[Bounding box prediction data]

^^^^^^^^^^^^^^^^

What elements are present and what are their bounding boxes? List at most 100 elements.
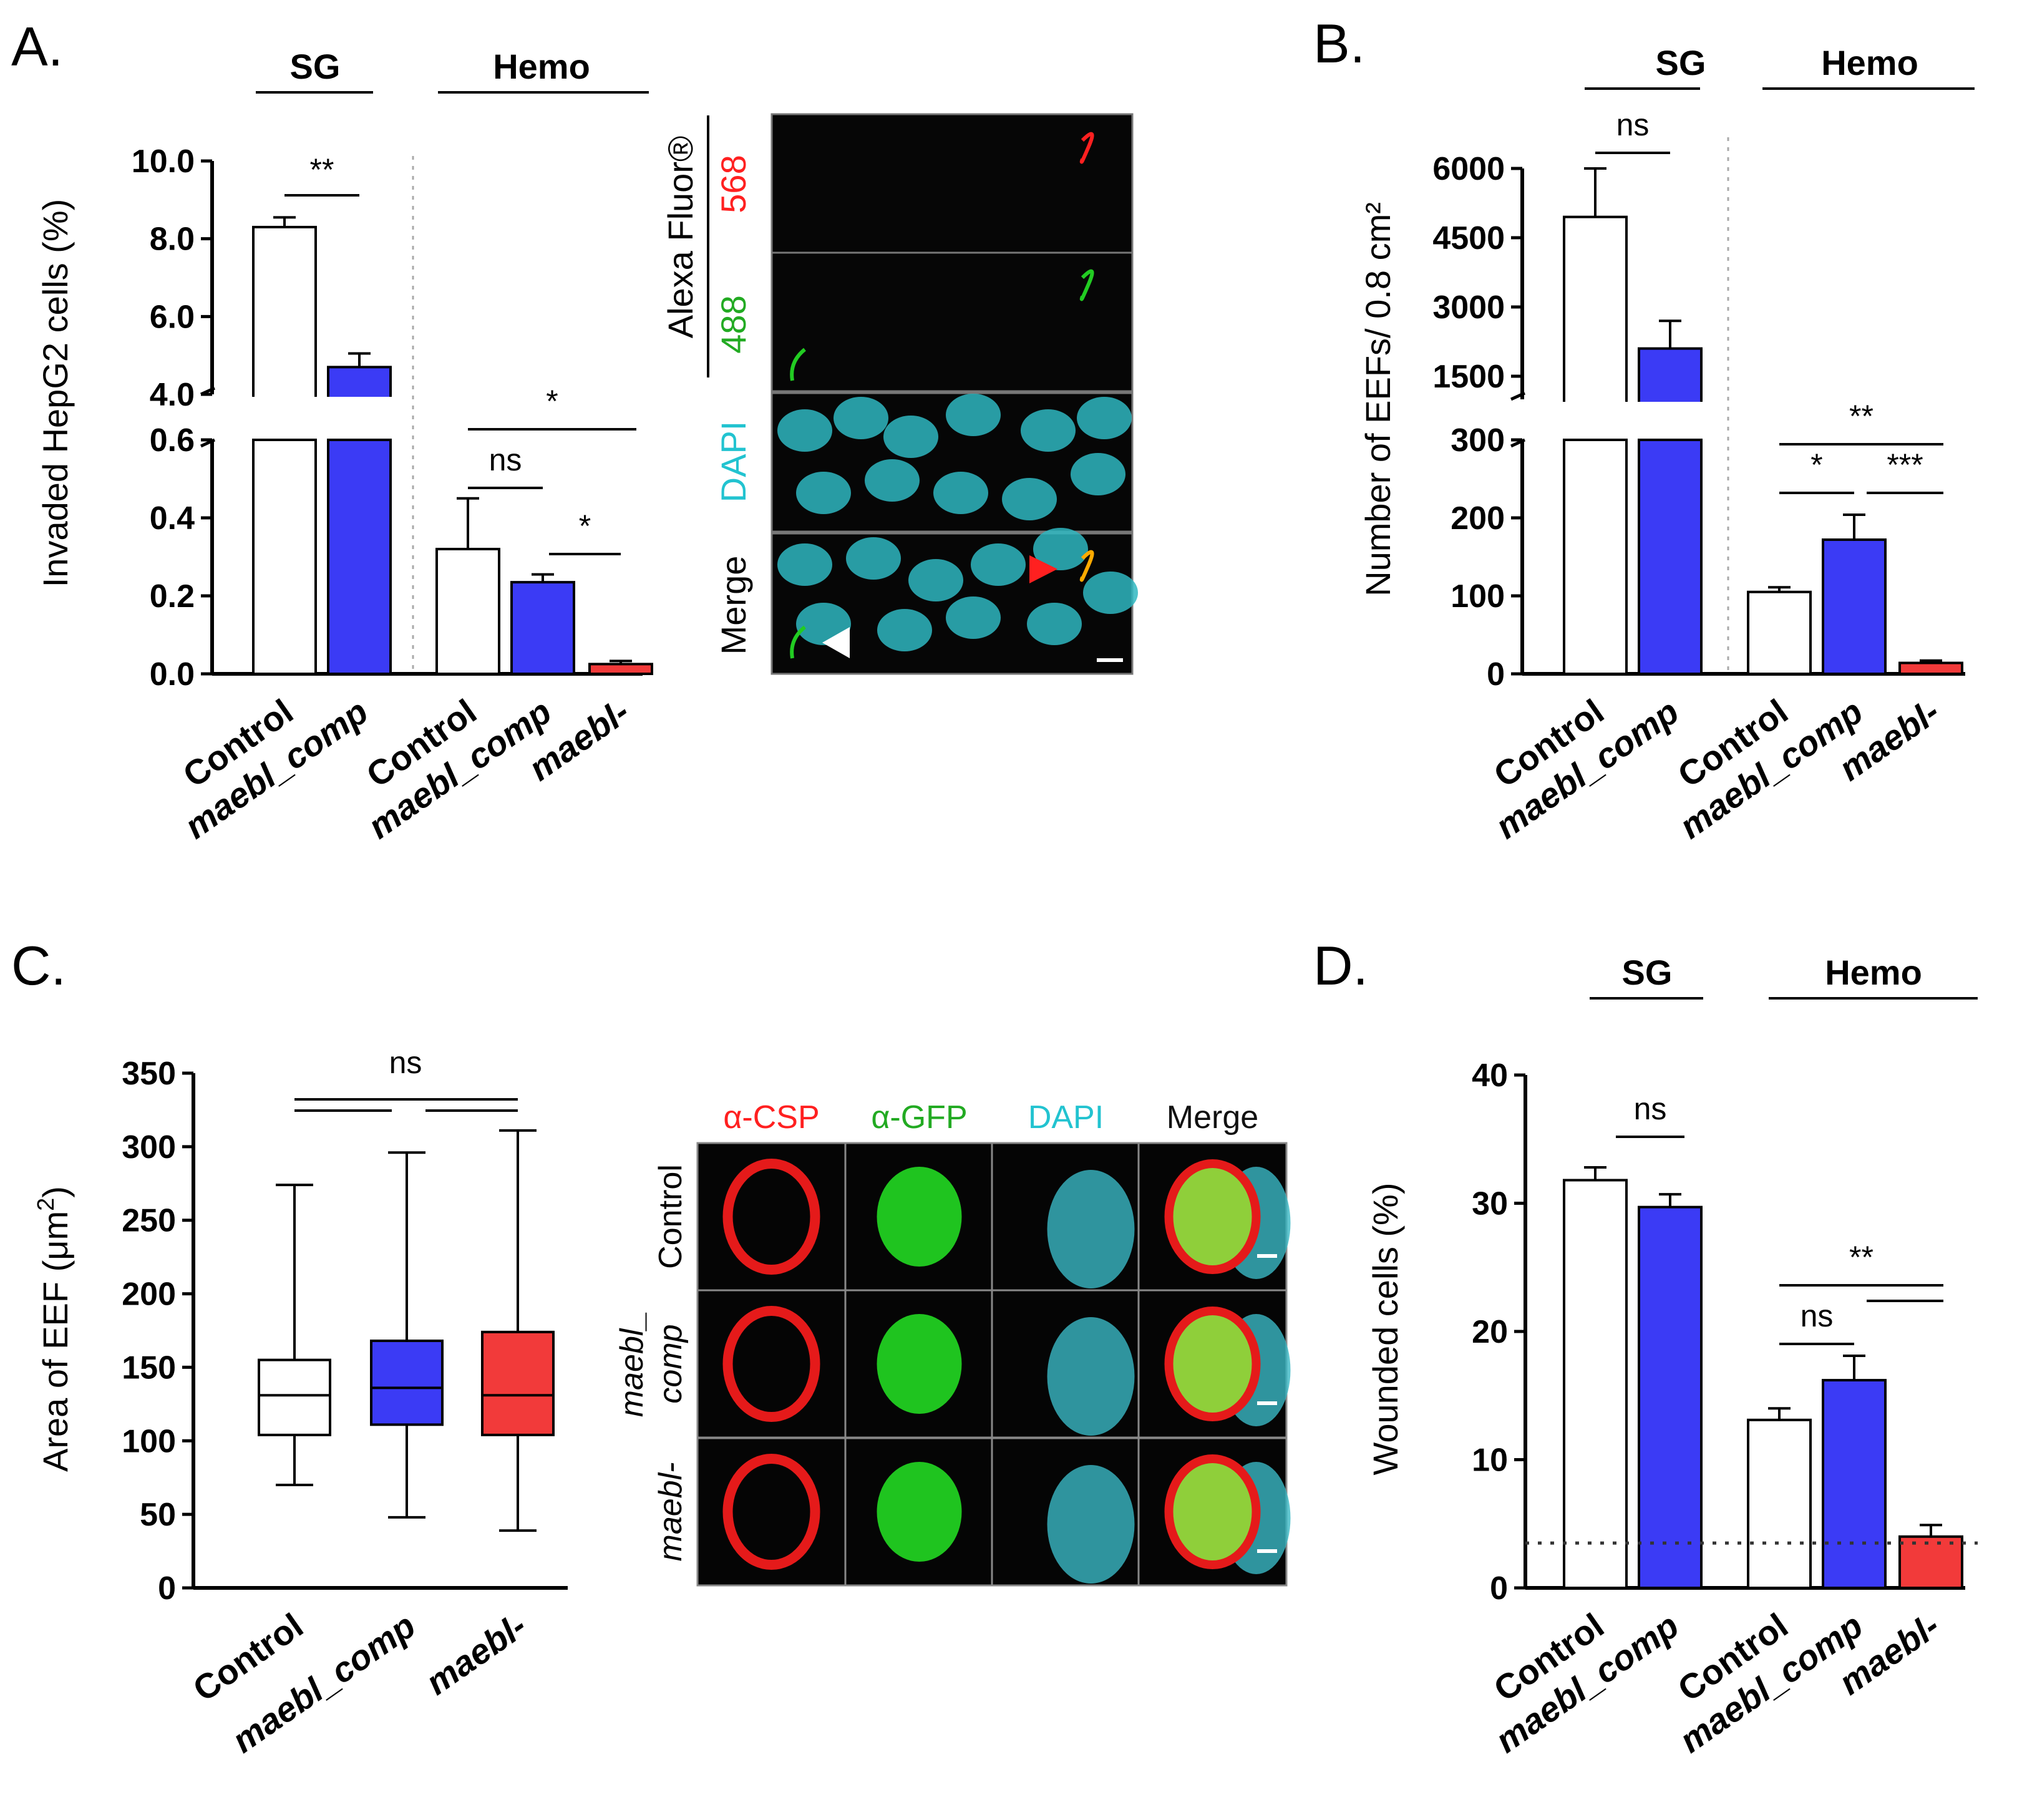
eef-csp <box>722 1306 820 1422</box>
group-label-hemo: Hemo <box>493 47 590 86</box>
bar <box>1563 1179 1628 1589</box>
nucleus <box>1021 409 1076 452</box>
eef-merge <box>1164 1159 1261 1274</box>
y-tick-label: 8.0 <box>150 221 195 258</box>
y-axis-label: Wounded cells (%) <box>1366 1183 1405 1476</box>
nucleus <box>946 394 1001 436</box>
nucleus <box>908 559 963 601</box>
significance-label: ns <box>489 442 522 477</box>
y-tick-label: 4500 <box>1432 220 1505 256</box>
y-tick-label: 0 <box>1490 1570 1508 1607</box>
panel-b: B. SG Hemo 0 100 200 300 1500 3000 4500 6000 Number… <box>1313 12 1975 846</box>
group-label-sg: SG <box>1622 953 1673 992</box>
axis-break <box>200 438 216 448</box>
nucleus <box>777 543 832 586</box>
bar <box>1747 590 1812 675</box>
y-tick-label: 300 <box>1451 422 1505 459</box>
micrograph-tile <box>770 251 1134 392</box>
nucleus <box>883 416 938 458</box>
y-tick-label: 10.0 <box>132 144 195 180</box>
significance-label: ** <box>1849 399 1874 434</box>
axis-break <box>1510 391 1526 401</box>
significance-label: ** <box>1849 1240 1874 1275</box>
bar <box>1638 439 1703 675</box>
y-tick-label: 6.0 <box>150 299 195 335</box>
y-tick-label: 0.2 <box>150 578 195 615</box>
sporozoite-green <box>1079 269 1094 301</box>
nucleus <box>1033 528 1088 570</box>
y-tick-label: 10 <box>1472 1443 1508 1479</box>
column-header: DAPI <box>1028 1099 1104 1136</box>
significance-label: ns <box>389 1045 422 1080</box>
label-dapi: DAPI <box>714 421 753 503</box>
y-tick-label: 100 <box>1451 578 1505 615</box>
panel-label: C. <box>11 935 66 996</box>
bar-break-gap <box>250 397 319 437</box>
row-label-control: Control <box>653 1164 689 1269</box>
nucleus <box>933 472 988 514</box>
arrowhead-red <box>1029 555 1057 583</box>
y-axis-label: Number of EEFs/ 0.8 cm² <box>1358 202 1397 596</box>
label-488: 488 <box>714 295 753 353</box>
bar <box>1898 1535 1963 1590</box>
axis-break <box>200 386 216 396</box>
bar <box>1898 661 1963 675</box>
box <box>370 1340 444 1426</box>
panel-label: A. <box>11 16 63 77</box>
bar <box>1563 215 1628 404</box>
y-tick-label: 350 <box>122 1056 176 1092</box>
y-axis-label-text: Area of EEF (μm <box>36 1211 75 1472</box>
panel-a: A. SG Hemo 0.0 0.2 0.4 0.6 4.0 6.0 8.0 10.0 Invaded… <box>11 16 653 846</box>
bar <box>252 439 317 675</box>
group-label-sg: SG <box>290 47 341 86</box>
y-tick-label: 250 <box>122 1203 176 1239</box>
row-label-maebl: maebl- <box>653 1462 689 1562</box>
bar <box>1638 347 1703 404</box>
y-axis-label: Invaded HepG2 cells (%) <box>36 199 75 588</box>
group-label-hemo: Hemo <box>1821 43 1918 82</box>
micrograph-tile <box>770 113 1134 254</box>
nucleus <box>1071 453 1125 495</box>
significance-label: ns <box>1801 1298 1834 1333</box>
nucleus <box>865 459 920 502</box>
y-tick-label: 200 <box>122 1277 176 1313</box>
column-header: α-GFP <box>871 1099 967 1136</box>
nucleus <box>796 472 851 514</box>
panel-label: B. <box>1313 12 1365 74</box>
y-tick-label: 150 <box>122 1350 176 1386</box>
significance-label: ns <box>1634 1091 1667 1126</box>
nucleus <box>1083 572 1138 614</box>
eef-gfp <box>877 1167 962 1267</box>
y-tick-label: 0.4 <box>150 500 195 537</box>
eef-csp <box>722 1454 820 1570</box>
axis-break <box>1510 438 1526 448</box>
y-tick-label: 6000 <box>1432 151 1505 187</box>
row-label-comp: comp <box>653 1324 689 1403</box>
bar <box>1563 439 1628 675</box>
label-568: 568 <box>714 155 753 213</box>
column-header: α-CSP <box>723 1099 819 1136</box>
group-label-hemo: Hemo <box>1825 953 1922 992</box>
nucleus <box>1047 1465 1135 1584</box>
y-tick-label: 40 <box>1472 1058 1508 1094</box>
bar <box>327 366 392 399</box>
eef-gfp <box>877 1462 962 1562</box>
sporozoite-green <box>790 348 806 381</box>
sporozoite-yellow <box>1079 550 1094 582</box>
y-tick-label: 0 <box>158 1570 176 1607</box>
box <box>258 1358 331 1436</box>
y-tick-label: 20 <box>1472 1314 1508 1350</box>
y-tick-label: 100 <box>122 1423 176 1459</box>
y-tick-label: 3000 <box>1432 290 1505 326</box>
y-tick-label: 0 <box>1487 656 1505 693</box>
sporozoite-green <box>790 625 806 659</box>
nucleus <box>1077 397 1132 439</box>
nucleus <box>1002 478 1057 520</box>
y-axis-label-sup: 2 <box>33 1198 59 1211</box>
y-tick-label: 0.6 <box>150 422 195 459</box>
y-tick-label: 4.0 <box>150 377 195 413</box>
bar-break-gap <box>1560 402 1630 437</box>
bar <box>327 439 392 675</box>
nucleus <box>834 397 888 439</box>
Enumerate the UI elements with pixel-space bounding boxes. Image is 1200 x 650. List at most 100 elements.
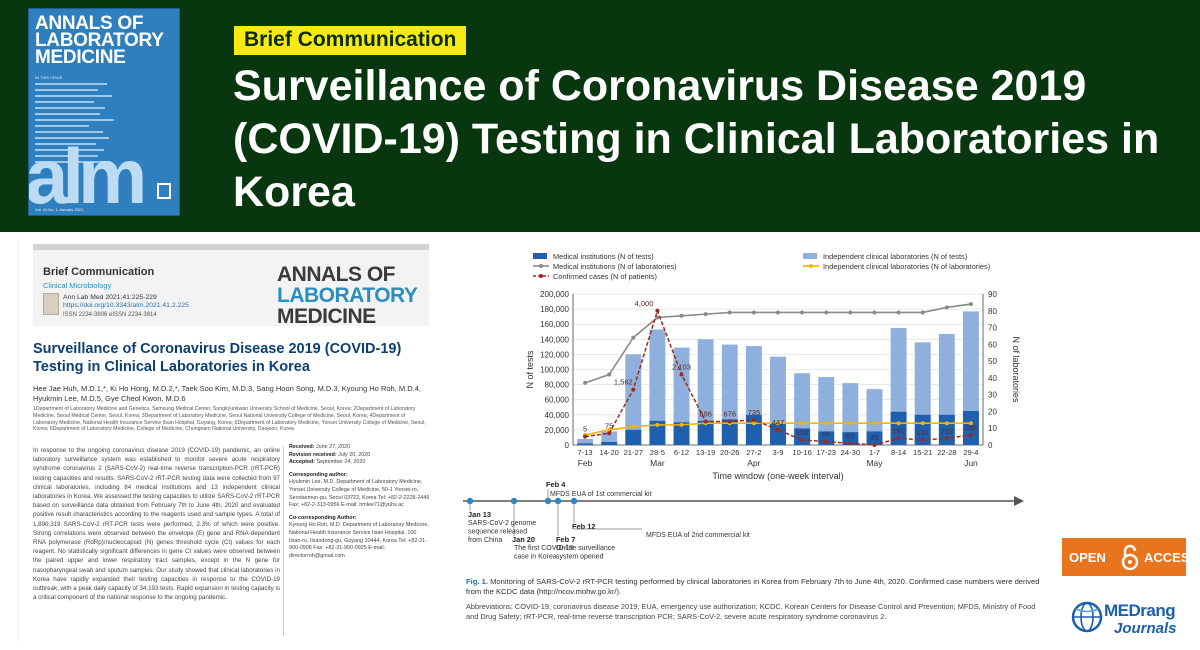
independent-labs-point <box>776 421 780 426</box>
bar-medical-tests <box>697 420 714 445</box>
case-count-label: 181 <box>892 426 905 435</box>
medical-labs-point <box>944 305 949 310</box>
confirmed-cases-point <box>776 427 780 432</box>
timeline-date: Jan 20 <box>512 535 535 544</box>
bar-independent-tests <box>577 438 594 445</box>
confirmed-cases-point <box>727 419 732 424</box>
legend-label: Independent clinical laboratories (N of … <box>823 252 967 261</box>
medical-labs-point <box>631 335 636 340</box>
confirmed-cases-point <box>751 417 756 422</box>
y-tick-label: 160,000 <box>540 320 569 329</box>
x-tick-label: 14-20 <box>599 448 618 457</box>
y2-tick-label: 70 <box>988 324 997 333</box>
timeline-description: SARS-CoV-2 genome <box>468 520 536 527</box>
open-access-badge[interactable]: OPEN ACCESS <box>1062 538 1198 576</box>
case-count-label: 696 <box>699 410 712 419</box>
y-tick-label: 20,000 <box>545 426 570 435</box>
case-count-label: 63 <box>846 431 854 440</box>
bar-medical-tests <box>962 411 979 445</box>
legend-swatch <box>533 253 547 259</box>
medrang-journals-logo[interactable]: MEDrang Journals <box>1070 598 1192 642</box>
cover-footer: Vol. 41 No. 1 January 2021 <box>35 207 84 212</box>
paper-journal-logo: ANNALS OF LABORATORY MEDICINE <box>277 263 418 328</box>
x-tick-label: 6-12 <box>674 448 689 457</box>
case-count-label: 131 <box>916 428 929 437</box>
month-label: Apr <box>747 458 760 468</box>
case-count-label: 4,000 <box>635 299 654 308</box>
confirmed-cases-point <box>655 308 660 313</box>
y-tick-label: 0 <box>565 441 570 450</box>
legend-marker <box>539 264 543 268</box>
case-count-label: 735 <box>748 408 761 417</box>
x-axis-title: Time window (one-week interval) <box>712 471 843 481</box>
bar-independent-tests <box>842 383 859 445</box>
cover-contents-lines <box>35 83 125 167</box>
bar-medical-tests <box>794 428 811 445</box>
timeline-description: system opened <box>556 554 604 561</box>
paper-cover-thumbnail <box>43 293 59 315</box>
y-tick-label: 60,000 <box>545 396 570 405</box>
globe-icon <box>1071 601 1103 633</box>
timeline-description: case in Korea <box>514 554 557 561</box>
paper-citation: Ann Lab Med 2021;41:225-229 https://doi.… <box>63 294 189 309</box>
legend-label: Independent clinical laboratories (N of … <box>823 262 990 271</box>
legend-marker <box>539 274 543 278</box>
timeline-description: from China <box>468 537 502 544</box>
confirmed-cases-point <box>703 419 708 424</box>
medical-labs-point <box>896 310 901 315</box>
timeline-description: The first COVID-19 <box>514 545 574 552</box>
y2-tick-label: 50 <box>988 357 997 366</box>
bar-independent-tests <box>673 347 690 445</box>
y-tick-label: 80,000 <box>545 381 570 390</box>
figure-1: 0 20,000 40,000 60,000 80,000 100,000 120,000 1… <box>458 250 1046 646</box>
confirmed-cases-point <box>968 432 973 437</box>
case-count-label: 676 <box>724 410 737 419</box>
y-tick-label: 140,000 <box>540 335 569 344</box>
case-count-label: 45 <box>870 433 878 442</box>
bar-medical-tests <box>649 420 666 445</box>
x-tick-label: 7-13 <box>577 448 592 457</box>
case-count-label: 285 <box>965 423 978 432</box>
bar-independent-tests <box>794 373 811 445</box>
timeline-date: Feb 4 <box>546 480 566 489</box>
open-lock-icon <box>1121 544 1139 570</box>
independent-labs-point <box>655 422 660 427</box>
confirmed-cases-point <box>824 439 829 444</box>
testing-chart: 0 20,000 40,000 60,000 80,000 100,000 120,000 1… <box>463 252 1024 561</box>
x-tick-label: 3-9 <box>773 448 784 457</box>
x-tick-label: 21-27 <box>624 448 643 457</box>
journal-cover-image[interactable]: ANNALS OF LABORATORY MEDICINE IN THIS IS… <box>28 8 180 216</box>
bar-independent-tests <box>697 339 714 445</box>
medical-labs-point <box>727 310 732 315</box>
confirmed-cases-point <box>607 431 612 436</box>
timeline-description: Online surveillance <box>556 545 615 552</box>
timeline-arrow <box>1014 496 1024 506</box>
paper-first-page-preview[interactable]: Brief Communication Clinical Microbiolog… <box>18 238 436 642</box>
confirmed-cases-point <box>920 437 925 442</box>
medical-labs-point <box>583 380 588 385</box>
confirmed-cases-point <box>848 441 853 446</box>
case-count-label: 5 <box>583 425 587 434</box>
paper-abstract: In response to the ongoing coronavirus d… <box>33 447 280 602</box>
legend-marker <box>809 264 813 268</box>
paper-title: Surveillance of Coronavirus Disease 2019… <box>33 341 402 375</box>
legend-label: Confirmed cases (N of patients) <box>553 272 657 281</box>
month-label: Mar <box>650 458 665 468</box>
medical-labs-point <box>824 310 829 315</box>
confirmed-cases-point <box>631 387 636 392</box>
paper-authors: Hee Jae Huh, M.D.1,*, Ki Ho Hong, M.D.2,… <box>33 384 421 403</box>
medical-labs-point <box>607 372 612 377</box>
y2-axis-title: N of laboratories <box>1011 336 1021 403</box>
paper-affiliations: 1Department of Laboratory Medicine and G… <box>33 406 426 433</box>
bar-medical-tests <box>745 414 762 445</box>
paper-article-type: Brief Communication <box>43 266 155 278</box>
x-tick-label: 15-21 <box>913 448 932 457</box>
cover-in-this-issue: IN THIS ISSUE <box>35 75 63 80</box>
case-count-label: 89 <box>822 430 830 439</box>
paper-issn: ISSN 2234-3806 eISSN 2234-3814 <box>63 312 157 318</box>
bar-medical-tests <box>601 441 618 445</box>
bar-independent-tests <box>649 329 666 445</box>
month-label: Feb <box>578 458 593 468</box>
bar-independent-tests <box>866 389 883 445</box>
case-count-label: 2,103 <box>672 363 691 372</box>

^^^^^^^^^^^^^^^^

For each line in the data that holds the word "month", copy the line.

month-label: Apr <box>747 458 760 468</box>
month-label: Mar <box>650 458 665 468</box>
month-label: Feb <box>578 458 593 468</box>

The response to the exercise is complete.